→ REQUIREMENT:
Wherever the word "example" shows up in a line, please copy that line.

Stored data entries
** begin **

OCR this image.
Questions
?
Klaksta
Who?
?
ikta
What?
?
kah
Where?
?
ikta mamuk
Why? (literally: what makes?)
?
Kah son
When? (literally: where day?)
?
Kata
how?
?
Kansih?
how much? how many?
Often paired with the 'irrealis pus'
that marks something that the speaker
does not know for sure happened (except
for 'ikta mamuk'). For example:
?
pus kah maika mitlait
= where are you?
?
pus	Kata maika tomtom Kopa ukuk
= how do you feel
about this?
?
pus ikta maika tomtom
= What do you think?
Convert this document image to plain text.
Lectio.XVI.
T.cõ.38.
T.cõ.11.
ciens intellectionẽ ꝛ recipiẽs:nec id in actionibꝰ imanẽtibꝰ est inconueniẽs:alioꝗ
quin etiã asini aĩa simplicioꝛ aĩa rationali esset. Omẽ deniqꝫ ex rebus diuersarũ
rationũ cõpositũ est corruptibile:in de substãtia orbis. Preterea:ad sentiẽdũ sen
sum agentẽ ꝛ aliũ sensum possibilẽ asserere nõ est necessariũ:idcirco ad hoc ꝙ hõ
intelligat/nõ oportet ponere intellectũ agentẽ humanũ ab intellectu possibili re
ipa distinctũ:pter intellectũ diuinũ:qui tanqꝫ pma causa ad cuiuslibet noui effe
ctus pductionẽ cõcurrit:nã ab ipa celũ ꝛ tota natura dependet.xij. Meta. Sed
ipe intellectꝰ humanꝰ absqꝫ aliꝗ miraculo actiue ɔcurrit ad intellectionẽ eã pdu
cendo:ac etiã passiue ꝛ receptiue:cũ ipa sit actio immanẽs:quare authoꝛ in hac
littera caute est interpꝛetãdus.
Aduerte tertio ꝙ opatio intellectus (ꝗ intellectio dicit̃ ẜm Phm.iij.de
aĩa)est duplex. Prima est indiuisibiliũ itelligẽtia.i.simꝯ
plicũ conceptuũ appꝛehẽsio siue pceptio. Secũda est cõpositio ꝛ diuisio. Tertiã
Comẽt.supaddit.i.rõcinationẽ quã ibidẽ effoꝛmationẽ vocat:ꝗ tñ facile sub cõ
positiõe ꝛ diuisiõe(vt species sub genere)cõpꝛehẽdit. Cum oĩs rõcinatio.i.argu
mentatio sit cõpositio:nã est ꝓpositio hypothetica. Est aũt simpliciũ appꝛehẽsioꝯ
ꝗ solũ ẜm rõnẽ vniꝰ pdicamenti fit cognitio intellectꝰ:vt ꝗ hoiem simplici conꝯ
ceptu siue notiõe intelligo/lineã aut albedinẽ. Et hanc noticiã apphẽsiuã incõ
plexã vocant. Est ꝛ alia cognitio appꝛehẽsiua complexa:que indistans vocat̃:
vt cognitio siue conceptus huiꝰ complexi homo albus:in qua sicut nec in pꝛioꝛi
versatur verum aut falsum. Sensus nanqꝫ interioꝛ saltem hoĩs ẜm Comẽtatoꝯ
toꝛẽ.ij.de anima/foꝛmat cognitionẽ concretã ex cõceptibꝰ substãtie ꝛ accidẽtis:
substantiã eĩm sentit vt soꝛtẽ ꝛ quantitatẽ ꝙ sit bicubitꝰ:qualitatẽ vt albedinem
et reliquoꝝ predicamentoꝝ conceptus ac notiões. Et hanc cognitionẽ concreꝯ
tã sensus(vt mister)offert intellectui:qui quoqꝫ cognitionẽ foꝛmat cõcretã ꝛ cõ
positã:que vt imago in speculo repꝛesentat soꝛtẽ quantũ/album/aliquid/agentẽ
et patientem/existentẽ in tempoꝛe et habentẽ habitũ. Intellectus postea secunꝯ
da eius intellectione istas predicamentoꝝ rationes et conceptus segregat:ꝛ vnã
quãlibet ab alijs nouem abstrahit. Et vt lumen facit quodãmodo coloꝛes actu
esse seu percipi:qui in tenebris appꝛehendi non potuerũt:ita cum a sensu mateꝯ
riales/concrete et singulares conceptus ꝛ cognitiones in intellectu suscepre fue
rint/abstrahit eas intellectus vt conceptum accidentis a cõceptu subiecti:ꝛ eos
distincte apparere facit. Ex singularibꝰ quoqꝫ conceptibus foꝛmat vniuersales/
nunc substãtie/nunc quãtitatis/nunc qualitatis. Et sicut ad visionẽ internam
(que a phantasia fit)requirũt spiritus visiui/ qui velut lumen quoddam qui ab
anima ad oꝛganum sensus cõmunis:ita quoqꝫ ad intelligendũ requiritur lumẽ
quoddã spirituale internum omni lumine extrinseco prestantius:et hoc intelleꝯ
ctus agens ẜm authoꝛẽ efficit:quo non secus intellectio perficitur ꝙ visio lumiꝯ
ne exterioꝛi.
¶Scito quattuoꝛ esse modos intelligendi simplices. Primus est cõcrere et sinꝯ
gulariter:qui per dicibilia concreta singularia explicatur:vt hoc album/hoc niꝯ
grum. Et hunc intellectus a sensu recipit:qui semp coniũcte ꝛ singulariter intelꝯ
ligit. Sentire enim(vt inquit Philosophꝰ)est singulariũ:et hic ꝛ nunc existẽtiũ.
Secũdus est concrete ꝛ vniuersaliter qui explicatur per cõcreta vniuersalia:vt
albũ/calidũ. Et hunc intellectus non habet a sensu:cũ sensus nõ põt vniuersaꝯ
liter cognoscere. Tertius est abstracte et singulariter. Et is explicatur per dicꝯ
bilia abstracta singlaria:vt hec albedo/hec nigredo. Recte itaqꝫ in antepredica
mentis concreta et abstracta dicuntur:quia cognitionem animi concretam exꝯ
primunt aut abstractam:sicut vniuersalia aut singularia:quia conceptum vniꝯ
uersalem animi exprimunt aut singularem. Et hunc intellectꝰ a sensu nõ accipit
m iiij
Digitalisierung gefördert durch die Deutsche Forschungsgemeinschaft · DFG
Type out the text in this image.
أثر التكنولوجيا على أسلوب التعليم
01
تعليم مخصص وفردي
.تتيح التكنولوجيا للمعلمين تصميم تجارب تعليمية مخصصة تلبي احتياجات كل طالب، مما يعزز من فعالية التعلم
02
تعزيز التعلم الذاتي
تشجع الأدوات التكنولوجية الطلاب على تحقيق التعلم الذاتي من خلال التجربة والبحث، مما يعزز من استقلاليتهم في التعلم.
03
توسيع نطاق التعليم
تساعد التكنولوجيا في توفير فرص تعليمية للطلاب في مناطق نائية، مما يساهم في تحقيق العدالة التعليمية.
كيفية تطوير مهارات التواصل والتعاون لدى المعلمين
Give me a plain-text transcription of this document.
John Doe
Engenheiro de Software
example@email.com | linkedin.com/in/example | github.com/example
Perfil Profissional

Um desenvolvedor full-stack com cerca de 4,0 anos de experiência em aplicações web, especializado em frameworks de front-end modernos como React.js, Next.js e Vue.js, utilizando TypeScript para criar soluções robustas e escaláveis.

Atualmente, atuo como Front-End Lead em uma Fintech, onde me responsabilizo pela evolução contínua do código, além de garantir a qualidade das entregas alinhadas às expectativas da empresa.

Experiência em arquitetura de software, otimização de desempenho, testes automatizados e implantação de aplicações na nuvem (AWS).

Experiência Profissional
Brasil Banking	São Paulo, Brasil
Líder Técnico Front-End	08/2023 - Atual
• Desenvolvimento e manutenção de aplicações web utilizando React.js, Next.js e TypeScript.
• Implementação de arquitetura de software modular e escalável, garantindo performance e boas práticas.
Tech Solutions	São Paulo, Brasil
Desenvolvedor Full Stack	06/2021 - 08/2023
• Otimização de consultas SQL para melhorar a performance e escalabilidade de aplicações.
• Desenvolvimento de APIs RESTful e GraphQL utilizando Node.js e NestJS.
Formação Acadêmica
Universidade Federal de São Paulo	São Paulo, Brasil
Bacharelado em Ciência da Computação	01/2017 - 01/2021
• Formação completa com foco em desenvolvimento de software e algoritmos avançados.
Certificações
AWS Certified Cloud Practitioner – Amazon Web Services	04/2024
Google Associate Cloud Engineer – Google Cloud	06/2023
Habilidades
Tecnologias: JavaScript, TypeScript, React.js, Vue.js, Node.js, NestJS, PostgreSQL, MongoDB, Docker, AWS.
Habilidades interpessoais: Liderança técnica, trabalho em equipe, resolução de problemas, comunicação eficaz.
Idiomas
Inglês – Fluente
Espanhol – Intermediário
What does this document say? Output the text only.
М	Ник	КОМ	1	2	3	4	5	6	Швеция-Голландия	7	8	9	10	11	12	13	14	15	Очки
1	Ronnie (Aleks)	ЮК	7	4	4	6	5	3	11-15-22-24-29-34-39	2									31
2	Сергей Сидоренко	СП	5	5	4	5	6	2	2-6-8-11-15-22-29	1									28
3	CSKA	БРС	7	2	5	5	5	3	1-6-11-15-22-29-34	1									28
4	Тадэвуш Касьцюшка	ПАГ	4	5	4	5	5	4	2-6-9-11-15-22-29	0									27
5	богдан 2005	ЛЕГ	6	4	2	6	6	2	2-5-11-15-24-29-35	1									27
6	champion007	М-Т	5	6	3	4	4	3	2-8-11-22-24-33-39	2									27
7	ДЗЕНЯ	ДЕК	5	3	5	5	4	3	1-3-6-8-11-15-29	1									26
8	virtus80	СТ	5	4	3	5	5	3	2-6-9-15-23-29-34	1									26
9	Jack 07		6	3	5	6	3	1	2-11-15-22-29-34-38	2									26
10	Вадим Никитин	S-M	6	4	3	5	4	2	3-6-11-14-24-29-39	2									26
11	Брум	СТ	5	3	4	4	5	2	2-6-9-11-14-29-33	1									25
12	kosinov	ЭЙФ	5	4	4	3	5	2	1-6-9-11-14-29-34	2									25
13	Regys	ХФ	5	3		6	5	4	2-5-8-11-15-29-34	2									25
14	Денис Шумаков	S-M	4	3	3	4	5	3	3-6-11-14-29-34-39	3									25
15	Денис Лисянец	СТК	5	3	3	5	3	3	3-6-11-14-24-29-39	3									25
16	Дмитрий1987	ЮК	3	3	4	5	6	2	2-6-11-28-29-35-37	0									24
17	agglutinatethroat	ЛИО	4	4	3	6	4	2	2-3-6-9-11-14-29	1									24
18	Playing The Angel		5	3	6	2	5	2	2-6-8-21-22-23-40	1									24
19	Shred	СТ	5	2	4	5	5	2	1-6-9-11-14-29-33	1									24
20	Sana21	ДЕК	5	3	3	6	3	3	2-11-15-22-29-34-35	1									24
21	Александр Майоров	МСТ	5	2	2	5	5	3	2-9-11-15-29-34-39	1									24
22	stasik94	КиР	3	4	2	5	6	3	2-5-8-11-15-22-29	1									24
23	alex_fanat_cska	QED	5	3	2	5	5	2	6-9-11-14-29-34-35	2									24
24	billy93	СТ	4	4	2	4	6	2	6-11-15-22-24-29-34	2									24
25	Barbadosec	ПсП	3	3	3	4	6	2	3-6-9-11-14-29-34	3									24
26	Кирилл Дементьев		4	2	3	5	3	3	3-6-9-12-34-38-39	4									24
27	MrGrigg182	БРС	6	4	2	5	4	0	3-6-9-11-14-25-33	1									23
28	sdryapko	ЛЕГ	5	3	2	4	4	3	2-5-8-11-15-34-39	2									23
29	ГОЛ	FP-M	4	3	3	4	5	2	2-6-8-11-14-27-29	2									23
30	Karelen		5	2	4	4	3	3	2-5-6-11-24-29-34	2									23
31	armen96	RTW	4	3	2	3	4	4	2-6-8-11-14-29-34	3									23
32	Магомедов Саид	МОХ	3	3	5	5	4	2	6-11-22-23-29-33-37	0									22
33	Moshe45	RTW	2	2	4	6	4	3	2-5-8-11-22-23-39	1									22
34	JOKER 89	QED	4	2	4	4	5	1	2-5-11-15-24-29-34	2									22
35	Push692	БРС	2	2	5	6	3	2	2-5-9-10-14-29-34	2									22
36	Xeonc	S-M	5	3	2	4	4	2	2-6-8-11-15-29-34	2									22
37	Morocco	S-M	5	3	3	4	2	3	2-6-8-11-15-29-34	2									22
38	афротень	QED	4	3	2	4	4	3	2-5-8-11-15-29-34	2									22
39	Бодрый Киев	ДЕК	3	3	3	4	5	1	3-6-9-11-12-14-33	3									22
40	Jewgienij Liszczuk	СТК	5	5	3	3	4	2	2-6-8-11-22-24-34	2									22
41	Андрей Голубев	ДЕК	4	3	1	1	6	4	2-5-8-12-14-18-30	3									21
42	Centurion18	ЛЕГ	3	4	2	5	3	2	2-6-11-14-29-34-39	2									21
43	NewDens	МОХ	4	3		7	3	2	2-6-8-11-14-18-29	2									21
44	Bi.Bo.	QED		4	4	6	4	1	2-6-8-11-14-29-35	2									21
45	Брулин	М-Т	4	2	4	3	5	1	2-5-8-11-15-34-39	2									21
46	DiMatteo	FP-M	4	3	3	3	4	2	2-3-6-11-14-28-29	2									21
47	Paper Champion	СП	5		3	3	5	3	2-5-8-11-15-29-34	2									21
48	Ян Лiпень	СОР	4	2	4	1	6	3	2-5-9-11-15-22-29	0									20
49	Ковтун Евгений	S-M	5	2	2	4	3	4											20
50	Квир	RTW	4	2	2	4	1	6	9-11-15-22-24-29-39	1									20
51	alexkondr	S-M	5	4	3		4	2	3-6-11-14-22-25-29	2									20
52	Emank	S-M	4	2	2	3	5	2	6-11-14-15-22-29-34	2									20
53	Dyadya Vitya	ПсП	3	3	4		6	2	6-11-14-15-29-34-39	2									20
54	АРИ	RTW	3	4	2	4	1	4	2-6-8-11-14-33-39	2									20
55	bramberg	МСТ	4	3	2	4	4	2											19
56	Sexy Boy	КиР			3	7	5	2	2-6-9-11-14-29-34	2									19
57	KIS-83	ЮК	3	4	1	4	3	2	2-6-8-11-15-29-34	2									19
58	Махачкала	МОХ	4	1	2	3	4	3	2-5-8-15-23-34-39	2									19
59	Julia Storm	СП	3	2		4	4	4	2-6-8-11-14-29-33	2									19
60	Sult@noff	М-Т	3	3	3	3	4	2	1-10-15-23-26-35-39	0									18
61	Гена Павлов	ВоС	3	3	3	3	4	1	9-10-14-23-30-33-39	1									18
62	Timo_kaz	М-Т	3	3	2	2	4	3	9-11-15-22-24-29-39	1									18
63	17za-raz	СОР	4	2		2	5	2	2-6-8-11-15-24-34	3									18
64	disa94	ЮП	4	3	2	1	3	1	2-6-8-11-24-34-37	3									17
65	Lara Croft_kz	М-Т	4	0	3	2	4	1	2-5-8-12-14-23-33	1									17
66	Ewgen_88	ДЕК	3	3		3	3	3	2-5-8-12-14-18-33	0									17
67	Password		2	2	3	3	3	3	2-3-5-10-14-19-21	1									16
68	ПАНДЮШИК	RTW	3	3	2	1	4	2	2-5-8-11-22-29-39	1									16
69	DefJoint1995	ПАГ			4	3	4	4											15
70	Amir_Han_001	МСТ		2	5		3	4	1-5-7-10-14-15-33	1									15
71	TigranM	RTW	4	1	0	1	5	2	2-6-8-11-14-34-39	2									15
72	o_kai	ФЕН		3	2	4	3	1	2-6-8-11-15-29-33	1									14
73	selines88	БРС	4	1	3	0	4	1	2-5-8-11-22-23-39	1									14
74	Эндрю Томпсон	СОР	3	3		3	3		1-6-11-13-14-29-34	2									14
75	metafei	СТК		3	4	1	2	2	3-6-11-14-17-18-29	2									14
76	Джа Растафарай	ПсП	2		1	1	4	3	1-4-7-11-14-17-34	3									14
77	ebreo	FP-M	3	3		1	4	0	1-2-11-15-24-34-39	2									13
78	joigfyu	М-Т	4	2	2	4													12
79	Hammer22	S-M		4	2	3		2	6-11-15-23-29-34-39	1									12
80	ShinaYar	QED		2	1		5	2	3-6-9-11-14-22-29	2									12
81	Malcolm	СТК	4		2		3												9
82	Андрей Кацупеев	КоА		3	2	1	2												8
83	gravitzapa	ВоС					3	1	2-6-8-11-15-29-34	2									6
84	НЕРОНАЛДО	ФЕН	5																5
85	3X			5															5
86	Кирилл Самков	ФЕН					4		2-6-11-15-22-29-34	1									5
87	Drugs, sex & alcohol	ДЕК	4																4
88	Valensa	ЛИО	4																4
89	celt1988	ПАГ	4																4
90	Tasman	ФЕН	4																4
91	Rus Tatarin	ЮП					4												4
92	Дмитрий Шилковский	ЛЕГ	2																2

** end **

→ SOLUTION FOR THIS EXERCISE:
for 'ikta mamuk'). For example:
example@email.com | linkedin.com/in/example | github.com/example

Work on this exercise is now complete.